# Problem details
Pick out every line of the entries below where "columns" occurs, and copy those lines.

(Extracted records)

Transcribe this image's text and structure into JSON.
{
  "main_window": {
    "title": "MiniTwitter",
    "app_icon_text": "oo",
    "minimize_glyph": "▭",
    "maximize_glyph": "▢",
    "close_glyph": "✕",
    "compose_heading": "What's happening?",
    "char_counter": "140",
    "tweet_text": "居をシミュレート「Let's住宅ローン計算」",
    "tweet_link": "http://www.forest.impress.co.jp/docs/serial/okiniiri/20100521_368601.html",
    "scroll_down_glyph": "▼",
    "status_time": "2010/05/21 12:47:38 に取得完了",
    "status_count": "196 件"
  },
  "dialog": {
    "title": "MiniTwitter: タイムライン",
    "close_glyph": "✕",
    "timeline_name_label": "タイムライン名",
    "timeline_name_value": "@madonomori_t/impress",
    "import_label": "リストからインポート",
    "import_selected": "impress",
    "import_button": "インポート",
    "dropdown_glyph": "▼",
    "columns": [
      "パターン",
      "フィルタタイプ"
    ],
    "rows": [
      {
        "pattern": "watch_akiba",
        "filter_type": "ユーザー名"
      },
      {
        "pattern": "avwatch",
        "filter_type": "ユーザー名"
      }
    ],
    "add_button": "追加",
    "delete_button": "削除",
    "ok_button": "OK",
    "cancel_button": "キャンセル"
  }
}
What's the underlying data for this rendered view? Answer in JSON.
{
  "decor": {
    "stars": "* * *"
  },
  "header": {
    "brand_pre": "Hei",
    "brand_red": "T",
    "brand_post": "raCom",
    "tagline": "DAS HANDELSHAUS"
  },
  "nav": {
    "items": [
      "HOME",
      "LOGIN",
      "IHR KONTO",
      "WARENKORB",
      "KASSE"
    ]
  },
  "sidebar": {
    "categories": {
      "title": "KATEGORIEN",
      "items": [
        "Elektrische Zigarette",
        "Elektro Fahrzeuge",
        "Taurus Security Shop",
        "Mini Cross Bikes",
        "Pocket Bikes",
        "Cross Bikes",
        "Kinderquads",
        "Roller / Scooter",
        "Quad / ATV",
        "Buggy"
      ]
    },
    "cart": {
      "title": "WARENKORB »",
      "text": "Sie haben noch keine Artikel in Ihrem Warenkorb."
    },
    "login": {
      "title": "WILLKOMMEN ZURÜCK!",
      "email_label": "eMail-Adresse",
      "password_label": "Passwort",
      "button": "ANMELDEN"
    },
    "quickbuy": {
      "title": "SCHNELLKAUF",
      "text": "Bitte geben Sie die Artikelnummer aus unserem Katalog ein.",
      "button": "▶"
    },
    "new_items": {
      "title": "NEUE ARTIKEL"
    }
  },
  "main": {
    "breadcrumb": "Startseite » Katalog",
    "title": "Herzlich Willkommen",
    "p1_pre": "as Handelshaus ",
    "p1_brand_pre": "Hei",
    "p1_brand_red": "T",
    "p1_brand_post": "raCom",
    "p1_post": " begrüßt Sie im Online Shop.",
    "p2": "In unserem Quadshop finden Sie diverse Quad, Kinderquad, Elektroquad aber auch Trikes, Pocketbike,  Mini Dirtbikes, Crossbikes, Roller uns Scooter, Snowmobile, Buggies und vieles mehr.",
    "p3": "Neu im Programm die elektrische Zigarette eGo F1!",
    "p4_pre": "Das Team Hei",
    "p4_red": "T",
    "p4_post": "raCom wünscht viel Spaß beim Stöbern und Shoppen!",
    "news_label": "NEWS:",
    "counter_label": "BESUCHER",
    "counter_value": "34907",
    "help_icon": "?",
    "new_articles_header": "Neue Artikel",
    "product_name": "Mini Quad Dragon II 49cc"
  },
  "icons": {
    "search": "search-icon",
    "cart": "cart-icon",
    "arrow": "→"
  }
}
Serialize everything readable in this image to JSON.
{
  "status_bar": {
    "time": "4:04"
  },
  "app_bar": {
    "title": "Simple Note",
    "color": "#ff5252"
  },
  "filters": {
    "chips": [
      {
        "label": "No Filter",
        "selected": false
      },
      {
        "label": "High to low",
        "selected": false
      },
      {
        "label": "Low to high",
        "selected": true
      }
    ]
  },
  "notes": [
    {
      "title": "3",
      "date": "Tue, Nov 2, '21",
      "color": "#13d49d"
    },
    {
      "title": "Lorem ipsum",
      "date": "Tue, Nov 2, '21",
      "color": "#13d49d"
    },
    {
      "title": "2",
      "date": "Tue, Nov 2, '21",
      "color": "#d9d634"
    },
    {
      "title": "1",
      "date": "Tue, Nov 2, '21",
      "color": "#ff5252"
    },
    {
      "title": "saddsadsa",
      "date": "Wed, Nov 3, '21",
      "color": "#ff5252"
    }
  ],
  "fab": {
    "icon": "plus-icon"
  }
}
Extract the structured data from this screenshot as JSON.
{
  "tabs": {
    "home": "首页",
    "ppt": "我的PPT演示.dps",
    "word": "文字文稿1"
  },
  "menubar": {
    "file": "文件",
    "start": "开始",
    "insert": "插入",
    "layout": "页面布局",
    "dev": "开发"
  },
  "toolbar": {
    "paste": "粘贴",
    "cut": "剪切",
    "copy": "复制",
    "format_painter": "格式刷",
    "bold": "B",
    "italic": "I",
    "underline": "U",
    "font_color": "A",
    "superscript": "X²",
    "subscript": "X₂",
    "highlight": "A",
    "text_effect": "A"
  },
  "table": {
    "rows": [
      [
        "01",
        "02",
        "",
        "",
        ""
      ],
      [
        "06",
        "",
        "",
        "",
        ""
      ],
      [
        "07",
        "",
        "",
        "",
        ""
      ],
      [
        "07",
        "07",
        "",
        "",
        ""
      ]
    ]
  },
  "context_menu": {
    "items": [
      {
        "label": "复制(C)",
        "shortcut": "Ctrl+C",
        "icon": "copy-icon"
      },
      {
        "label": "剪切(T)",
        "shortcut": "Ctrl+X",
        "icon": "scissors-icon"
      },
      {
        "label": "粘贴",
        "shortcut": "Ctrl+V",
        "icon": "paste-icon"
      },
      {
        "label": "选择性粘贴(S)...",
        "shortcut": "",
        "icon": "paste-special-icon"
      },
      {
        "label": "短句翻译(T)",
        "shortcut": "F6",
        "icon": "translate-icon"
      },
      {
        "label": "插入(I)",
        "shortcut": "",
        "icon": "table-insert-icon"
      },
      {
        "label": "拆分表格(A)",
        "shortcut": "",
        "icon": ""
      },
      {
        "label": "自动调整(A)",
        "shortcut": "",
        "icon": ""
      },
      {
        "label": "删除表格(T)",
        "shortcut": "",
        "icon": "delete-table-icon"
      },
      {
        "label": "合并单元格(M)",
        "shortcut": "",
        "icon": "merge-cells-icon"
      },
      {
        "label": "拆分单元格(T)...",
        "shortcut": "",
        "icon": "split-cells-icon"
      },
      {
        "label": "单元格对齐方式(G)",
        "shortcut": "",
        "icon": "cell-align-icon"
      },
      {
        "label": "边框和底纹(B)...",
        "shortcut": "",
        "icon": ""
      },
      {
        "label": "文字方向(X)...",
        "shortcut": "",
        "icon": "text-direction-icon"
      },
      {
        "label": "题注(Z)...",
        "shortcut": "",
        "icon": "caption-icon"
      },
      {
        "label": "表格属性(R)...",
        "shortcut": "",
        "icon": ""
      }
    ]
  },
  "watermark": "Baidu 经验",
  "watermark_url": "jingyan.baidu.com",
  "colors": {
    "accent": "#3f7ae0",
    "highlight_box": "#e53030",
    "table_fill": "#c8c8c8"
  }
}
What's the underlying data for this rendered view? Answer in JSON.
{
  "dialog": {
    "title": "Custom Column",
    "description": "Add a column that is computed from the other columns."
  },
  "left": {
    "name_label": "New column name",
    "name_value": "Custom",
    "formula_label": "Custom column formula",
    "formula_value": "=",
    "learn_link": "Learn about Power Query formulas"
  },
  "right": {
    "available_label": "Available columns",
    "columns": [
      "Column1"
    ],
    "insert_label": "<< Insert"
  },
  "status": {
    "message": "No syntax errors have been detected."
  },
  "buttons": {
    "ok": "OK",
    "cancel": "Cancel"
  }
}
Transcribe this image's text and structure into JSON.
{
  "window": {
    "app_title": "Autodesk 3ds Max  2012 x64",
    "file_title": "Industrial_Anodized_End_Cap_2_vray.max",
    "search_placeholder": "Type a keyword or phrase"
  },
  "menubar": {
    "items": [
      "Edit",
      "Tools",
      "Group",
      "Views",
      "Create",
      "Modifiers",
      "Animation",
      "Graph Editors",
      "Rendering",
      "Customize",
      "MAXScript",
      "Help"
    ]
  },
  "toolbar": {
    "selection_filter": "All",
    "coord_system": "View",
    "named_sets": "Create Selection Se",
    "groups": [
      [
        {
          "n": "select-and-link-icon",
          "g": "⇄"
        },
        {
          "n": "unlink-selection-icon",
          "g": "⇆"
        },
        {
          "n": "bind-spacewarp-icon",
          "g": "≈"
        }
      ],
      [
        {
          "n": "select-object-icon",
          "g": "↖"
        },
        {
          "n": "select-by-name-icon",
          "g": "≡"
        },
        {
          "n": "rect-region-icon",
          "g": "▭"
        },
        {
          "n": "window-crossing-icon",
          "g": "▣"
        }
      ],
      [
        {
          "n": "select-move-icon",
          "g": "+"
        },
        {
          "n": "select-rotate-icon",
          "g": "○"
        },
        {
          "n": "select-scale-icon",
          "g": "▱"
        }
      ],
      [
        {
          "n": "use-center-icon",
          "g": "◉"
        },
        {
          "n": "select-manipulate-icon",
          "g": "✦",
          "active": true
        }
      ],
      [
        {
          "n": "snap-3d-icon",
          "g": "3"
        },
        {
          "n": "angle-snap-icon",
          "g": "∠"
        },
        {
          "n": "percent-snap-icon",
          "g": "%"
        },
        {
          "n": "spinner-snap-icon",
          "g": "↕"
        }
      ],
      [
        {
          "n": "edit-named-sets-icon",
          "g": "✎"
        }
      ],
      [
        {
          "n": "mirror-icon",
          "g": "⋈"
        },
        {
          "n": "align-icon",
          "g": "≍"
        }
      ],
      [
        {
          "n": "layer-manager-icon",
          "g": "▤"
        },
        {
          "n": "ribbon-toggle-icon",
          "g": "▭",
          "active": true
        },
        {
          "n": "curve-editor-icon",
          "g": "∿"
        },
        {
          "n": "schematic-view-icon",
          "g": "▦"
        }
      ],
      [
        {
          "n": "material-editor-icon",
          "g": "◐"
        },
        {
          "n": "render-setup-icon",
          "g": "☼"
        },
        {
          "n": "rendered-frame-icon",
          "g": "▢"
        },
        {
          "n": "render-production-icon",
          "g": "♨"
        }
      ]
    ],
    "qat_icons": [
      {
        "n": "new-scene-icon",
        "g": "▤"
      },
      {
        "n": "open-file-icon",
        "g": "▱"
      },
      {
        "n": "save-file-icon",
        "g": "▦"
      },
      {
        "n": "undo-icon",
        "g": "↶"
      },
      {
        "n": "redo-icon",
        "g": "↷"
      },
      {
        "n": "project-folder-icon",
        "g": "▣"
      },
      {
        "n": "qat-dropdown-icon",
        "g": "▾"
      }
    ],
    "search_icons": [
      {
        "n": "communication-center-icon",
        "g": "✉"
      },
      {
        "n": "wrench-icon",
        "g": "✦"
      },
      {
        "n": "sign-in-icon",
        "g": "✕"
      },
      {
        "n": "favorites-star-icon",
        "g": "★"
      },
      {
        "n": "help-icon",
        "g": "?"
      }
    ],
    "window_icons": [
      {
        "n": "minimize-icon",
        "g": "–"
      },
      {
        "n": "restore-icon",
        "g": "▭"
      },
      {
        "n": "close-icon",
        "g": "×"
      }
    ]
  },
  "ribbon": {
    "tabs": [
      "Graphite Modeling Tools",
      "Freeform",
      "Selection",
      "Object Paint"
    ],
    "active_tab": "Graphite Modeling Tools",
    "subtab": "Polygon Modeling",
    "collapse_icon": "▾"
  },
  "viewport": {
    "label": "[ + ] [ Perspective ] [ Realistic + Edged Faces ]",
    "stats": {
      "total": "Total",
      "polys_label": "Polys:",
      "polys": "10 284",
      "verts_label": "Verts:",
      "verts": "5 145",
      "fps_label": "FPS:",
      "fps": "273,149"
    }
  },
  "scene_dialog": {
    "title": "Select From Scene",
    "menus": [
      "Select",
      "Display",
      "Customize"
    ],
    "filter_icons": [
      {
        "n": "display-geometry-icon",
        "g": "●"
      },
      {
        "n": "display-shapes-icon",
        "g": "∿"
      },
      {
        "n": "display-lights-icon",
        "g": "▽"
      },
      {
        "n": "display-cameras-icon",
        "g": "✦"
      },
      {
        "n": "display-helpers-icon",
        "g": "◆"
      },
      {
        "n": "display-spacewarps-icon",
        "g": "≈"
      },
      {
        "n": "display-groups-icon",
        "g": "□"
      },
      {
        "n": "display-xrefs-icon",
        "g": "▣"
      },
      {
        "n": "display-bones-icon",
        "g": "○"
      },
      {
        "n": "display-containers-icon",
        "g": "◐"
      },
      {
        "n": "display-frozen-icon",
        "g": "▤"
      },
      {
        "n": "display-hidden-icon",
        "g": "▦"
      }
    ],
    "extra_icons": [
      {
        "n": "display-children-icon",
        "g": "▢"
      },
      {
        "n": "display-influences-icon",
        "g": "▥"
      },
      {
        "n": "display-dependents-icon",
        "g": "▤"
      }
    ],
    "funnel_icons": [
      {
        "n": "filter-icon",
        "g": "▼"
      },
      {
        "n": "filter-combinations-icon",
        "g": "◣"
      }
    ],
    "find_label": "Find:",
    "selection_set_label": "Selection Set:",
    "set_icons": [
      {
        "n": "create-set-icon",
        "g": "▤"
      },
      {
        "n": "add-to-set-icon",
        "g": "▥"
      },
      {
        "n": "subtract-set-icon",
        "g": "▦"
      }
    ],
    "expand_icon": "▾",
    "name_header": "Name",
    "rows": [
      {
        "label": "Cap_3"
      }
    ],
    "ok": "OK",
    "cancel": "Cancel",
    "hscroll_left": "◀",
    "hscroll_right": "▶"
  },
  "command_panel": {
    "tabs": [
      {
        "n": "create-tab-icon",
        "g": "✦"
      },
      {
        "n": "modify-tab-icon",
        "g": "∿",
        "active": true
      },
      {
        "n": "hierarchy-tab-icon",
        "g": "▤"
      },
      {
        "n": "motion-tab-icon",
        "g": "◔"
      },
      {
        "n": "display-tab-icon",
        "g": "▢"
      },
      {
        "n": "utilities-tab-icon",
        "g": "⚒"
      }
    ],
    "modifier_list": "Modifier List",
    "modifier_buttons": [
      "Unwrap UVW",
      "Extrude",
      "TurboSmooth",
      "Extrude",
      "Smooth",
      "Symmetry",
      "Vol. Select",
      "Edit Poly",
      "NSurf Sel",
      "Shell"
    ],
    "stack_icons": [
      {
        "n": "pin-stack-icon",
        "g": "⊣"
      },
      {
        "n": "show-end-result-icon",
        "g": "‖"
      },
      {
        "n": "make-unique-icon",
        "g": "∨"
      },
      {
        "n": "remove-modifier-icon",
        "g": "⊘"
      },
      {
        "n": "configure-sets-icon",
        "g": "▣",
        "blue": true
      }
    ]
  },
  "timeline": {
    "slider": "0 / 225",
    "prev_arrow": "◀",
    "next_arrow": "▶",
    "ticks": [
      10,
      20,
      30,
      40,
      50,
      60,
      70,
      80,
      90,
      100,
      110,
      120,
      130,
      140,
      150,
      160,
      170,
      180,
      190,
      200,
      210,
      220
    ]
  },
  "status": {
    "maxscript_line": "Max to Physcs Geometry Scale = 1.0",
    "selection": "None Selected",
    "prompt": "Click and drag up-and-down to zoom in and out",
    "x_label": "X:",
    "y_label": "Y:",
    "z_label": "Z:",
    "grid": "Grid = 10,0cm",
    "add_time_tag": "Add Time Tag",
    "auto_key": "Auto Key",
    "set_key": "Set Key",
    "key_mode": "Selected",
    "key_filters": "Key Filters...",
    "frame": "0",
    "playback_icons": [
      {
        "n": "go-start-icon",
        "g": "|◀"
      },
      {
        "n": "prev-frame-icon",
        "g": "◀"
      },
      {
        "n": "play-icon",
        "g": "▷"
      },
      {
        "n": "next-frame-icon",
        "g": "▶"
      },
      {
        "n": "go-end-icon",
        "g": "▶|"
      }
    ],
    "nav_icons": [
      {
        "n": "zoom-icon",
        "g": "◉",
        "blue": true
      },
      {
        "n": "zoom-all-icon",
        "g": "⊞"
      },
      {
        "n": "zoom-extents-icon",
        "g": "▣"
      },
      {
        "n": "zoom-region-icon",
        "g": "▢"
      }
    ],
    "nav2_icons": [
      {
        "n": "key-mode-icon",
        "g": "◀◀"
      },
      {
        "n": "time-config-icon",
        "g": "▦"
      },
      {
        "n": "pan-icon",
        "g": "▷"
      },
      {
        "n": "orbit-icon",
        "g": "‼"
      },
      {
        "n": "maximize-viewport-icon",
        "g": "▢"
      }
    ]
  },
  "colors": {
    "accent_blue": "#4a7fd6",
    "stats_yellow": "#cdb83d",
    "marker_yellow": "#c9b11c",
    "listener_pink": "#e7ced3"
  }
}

# Task solution
    "columns": [
    "description": "Add a column that is computed from the other columns."
    "available_label": "Available columns",
    "columns": [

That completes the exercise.